* [EXERCISE AIM]: Select each line where the word "Students" appears.

* [DATA ROWS]:
○ ○ ○ ○ ○

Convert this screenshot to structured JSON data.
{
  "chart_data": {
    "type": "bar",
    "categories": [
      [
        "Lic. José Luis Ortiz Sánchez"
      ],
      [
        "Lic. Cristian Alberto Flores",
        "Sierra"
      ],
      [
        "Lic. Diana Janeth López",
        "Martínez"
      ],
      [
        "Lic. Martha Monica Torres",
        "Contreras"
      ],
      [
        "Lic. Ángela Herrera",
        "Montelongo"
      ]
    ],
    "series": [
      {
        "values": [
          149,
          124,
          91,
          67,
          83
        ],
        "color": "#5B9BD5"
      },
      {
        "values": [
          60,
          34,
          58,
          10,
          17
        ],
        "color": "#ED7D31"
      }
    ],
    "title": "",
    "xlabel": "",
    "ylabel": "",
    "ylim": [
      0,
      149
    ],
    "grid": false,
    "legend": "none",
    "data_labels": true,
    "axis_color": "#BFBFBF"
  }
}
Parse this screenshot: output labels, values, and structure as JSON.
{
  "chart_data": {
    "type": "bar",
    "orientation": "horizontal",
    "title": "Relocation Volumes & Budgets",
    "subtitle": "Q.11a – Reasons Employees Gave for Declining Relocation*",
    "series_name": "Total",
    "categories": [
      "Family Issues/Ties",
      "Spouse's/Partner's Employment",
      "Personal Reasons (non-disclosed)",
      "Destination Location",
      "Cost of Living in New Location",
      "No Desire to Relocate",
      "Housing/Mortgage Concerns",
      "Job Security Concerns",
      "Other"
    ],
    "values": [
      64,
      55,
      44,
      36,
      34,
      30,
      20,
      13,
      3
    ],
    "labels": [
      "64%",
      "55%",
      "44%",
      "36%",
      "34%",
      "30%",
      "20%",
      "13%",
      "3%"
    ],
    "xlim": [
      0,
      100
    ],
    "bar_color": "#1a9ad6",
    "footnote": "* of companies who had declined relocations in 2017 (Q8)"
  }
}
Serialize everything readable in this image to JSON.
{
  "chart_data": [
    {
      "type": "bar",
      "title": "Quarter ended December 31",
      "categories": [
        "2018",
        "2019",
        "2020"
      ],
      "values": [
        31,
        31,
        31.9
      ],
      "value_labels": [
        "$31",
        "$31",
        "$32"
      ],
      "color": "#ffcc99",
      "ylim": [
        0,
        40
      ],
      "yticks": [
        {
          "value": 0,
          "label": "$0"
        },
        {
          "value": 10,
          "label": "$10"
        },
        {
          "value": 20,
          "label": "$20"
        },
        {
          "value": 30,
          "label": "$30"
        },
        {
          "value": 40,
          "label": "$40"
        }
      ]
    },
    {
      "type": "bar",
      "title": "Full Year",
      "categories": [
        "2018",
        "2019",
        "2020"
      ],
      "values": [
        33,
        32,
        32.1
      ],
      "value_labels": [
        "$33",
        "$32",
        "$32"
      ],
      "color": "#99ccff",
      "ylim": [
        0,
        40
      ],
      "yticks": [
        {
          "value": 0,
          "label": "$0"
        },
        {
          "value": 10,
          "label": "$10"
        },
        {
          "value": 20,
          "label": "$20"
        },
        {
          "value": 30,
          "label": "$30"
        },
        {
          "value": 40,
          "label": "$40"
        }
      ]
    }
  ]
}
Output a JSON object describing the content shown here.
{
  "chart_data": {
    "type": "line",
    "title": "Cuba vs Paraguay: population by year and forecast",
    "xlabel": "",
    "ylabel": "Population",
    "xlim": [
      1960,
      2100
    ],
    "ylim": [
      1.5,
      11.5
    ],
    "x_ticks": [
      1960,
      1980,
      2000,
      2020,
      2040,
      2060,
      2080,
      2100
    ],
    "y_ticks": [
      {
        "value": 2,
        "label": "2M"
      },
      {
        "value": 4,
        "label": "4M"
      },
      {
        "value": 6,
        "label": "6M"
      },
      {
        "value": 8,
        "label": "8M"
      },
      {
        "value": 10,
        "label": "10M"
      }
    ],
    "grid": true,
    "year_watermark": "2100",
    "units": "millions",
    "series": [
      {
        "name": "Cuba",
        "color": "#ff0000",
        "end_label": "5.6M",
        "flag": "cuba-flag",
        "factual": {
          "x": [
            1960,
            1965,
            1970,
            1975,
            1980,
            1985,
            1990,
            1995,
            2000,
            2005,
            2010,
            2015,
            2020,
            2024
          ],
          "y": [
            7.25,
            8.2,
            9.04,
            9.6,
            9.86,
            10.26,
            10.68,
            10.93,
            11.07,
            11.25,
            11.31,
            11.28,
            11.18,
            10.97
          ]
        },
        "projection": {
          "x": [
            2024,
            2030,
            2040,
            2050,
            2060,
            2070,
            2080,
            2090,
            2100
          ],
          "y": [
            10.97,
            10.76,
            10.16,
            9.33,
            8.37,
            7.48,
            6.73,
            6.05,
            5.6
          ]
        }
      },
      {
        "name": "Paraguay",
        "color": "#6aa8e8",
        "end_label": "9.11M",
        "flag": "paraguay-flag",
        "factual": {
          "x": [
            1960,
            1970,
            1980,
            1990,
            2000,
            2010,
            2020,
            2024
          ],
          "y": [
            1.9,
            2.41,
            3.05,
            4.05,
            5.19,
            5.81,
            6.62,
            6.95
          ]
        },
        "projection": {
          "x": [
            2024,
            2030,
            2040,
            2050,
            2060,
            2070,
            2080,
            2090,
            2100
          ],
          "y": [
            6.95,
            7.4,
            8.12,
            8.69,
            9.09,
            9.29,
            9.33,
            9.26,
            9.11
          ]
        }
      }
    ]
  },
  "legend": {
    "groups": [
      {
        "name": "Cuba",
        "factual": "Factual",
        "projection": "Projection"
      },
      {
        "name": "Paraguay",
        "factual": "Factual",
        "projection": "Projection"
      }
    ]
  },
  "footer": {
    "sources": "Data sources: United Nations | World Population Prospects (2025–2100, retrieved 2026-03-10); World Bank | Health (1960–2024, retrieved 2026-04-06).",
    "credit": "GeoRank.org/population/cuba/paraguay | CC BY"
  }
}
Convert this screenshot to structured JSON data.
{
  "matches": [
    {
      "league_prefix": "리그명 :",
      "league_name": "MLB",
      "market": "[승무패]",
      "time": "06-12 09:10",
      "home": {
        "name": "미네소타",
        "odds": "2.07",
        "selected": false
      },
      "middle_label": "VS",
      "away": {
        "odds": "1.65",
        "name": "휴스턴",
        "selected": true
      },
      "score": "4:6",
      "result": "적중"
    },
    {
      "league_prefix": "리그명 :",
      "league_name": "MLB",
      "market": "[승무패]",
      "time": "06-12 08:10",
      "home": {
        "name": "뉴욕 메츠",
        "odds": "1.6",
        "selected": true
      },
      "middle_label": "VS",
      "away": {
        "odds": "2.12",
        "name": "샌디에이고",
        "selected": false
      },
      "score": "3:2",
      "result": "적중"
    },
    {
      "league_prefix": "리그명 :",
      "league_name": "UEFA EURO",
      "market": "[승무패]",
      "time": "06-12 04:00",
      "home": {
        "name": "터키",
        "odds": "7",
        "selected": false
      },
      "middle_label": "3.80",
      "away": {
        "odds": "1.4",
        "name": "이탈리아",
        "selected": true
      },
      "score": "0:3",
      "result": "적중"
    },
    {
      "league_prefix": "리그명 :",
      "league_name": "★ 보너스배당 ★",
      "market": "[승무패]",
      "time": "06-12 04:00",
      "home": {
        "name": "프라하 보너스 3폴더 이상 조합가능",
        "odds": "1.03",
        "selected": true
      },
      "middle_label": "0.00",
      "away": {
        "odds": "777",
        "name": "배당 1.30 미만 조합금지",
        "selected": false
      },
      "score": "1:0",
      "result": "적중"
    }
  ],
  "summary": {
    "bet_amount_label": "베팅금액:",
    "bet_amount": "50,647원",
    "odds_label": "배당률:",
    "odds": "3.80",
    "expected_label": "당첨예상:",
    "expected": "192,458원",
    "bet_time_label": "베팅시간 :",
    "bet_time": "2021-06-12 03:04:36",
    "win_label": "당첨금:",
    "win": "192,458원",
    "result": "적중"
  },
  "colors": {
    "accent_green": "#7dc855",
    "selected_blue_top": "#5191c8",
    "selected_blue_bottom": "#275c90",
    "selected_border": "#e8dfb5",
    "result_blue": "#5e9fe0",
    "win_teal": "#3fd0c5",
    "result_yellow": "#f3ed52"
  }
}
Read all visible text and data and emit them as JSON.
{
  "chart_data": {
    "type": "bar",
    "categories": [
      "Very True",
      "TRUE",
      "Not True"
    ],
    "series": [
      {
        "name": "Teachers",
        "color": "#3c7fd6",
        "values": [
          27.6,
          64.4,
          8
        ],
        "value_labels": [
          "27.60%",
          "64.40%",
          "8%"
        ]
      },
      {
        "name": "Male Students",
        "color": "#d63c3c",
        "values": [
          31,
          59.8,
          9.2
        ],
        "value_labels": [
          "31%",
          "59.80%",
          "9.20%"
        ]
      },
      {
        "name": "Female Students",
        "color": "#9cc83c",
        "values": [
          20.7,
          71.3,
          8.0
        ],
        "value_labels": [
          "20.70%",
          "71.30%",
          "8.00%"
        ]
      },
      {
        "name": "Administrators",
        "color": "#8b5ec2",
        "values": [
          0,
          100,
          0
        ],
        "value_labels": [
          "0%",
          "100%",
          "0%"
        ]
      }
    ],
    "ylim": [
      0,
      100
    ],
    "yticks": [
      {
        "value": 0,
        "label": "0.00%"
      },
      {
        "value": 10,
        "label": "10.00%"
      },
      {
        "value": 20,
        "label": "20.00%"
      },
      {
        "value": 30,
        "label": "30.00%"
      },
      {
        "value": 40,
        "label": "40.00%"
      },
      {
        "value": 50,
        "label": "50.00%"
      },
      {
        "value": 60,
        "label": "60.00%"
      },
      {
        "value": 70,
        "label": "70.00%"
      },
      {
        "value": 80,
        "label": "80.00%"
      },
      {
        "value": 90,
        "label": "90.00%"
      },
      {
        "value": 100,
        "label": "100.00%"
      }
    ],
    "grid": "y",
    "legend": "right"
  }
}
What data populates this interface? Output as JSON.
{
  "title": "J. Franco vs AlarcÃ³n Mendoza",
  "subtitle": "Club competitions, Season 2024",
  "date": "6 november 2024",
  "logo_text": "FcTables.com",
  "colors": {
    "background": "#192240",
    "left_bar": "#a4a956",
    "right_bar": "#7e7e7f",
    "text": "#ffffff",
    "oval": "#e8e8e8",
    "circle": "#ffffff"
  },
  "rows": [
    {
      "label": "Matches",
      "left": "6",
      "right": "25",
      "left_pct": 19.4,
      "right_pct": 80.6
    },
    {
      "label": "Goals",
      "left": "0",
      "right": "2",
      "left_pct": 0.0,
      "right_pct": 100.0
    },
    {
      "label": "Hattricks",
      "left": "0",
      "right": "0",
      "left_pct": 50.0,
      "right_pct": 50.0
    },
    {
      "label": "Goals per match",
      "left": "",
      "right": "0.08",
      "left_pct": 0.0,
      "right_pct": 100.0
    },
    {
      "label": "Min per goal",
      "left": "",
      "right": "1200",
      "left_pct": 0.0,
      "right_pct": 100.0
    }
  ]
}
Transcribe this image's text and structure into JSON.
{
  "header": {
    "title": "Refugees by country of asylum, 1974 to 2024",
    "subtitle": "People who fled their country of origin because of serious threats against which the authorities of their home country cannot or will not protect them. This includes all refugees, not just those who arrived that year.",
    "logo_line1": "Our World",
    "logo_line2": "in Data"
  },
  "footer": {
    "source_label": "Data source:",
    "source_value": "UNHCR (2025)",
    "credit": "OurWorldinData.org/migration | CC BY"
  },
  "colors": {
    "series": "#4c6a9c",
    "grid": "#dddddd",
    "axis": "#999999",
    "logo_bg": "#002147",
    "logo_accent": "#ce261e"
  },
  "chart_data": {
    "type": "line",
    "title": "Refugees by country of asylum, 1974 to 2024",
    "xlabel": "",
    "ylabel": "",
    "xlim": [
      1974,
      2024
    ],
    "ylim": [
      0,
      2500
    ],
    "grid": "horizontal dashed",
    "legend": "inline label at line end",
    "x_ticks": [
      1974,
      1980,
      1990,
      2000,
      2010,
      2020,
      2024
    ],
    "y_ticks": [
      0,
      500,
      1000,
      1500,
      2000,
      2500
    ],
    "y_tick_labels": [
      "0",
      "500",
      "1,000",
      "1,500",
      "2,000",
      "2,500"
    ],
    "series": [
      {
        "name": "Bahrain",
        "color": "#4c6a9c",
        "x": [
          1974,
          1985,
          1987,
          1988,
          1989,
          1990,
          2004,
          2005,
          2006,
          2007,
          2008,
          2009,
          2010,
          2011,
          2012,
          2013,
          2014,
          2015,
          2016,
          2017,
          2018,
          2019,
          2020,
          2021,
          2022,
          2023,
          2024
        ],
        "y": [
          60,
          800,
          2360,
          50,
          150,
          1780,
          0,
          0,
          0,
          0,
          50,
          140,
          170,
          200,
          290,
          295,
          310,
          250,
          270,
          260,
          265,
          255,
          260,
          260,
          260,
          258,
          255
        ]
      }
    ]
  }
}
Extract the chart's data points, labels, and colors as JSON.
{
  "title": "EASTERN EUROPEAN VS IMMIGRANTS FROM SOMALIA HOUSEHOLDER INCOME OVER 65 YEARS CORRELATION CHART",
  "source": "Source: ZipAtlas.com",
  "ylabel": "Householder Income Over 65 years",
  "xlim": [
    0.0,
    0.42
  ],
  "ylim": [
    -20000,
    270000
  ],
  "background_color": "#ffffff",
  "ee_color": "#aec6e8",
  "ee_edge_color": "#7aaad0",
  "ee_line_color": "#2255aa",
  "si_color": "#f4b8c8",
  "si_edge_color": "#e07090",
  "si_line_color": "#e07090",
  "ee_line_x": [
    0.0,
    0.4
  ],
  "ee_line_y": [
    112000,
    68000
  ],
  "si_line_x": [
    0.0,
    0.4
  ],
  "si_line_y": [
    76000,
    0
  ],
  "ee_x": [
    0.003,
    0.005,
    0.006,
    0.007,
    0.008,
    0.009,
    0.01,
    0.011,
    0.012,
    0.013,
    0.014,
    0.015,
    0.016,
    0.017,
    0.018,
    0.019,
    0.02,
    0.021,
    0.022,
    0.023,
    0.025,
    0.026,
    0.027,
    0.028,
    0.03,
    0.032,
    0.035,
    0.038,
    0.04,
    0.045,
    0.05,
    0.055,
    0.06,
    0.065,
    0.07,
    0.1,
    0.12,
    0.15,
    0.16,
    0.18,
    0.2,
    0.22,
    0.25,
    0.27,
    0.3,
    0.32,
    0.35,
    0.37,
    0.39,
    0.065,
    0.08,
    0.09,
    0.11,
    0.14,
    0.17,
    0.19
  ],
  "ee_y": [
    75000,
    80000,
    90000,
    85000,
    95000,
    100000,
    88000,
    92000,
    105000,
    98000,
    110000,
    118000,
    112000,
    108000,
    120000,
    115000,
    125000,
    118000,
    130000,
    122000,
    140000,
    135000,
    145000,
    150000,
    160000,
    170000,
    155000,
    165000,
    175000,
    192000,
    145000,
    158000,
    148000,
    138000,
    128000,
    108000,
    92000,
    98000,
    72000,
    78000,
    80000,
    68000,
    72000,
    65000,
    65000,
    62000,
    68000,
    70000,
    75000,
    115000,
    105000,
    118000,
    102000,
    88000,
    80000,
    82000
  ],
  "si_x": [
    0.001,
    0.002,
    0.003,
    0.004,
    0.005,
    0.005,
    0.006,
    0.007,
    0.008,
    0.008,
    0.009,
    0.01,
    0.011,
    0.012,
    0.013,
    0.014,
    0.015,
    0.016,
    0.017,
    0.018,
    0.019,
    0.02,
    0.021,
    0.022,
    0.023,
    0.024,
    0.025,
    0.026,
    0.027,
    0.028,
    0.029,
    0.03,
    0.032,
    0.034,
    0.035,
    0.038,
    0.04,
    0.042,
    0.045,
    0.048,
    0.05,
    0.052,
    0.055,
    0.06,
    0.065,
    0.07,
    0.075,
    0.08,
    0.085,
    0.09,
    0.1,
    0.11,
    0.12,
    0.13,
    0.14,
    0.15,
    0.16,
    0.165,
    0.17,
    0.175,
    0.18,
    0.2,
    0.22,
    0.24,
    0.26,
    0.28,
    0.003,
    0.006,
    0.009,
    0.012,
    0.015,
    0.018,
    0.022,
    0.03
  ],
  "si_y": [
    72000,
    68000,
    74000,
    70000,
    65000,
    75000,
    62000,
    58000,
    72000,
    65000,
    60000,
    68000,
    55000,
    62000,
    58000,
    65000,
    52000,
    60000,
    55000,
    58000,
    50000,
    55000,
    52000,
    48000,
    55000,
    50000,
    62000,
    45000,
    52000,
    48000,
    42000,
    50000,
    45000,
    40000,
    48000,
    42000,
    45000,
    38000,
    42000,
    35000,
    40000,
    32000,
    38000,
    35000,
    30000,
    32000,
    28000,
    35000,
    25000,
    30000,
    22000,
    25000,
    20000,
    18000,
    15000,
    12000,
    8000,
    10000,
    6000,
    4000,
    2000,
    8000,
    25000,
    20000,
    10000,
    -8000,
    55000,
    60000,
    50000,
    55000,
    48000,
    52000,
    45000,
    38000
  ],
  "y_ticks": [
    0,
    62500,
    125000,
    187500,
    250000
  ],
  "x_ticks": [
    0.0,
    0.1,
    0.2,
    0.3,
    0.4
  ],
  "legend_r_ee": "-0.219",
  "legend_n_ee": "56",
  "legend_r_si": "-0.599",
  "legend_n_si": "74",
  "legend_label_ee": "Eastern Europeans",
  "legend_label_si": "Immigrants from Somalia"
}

○ ○ ○ ○ ○

* [SOLUTION TO THIS PROBLEM]:
        "name": "Male Students",
        "name": "Female Students",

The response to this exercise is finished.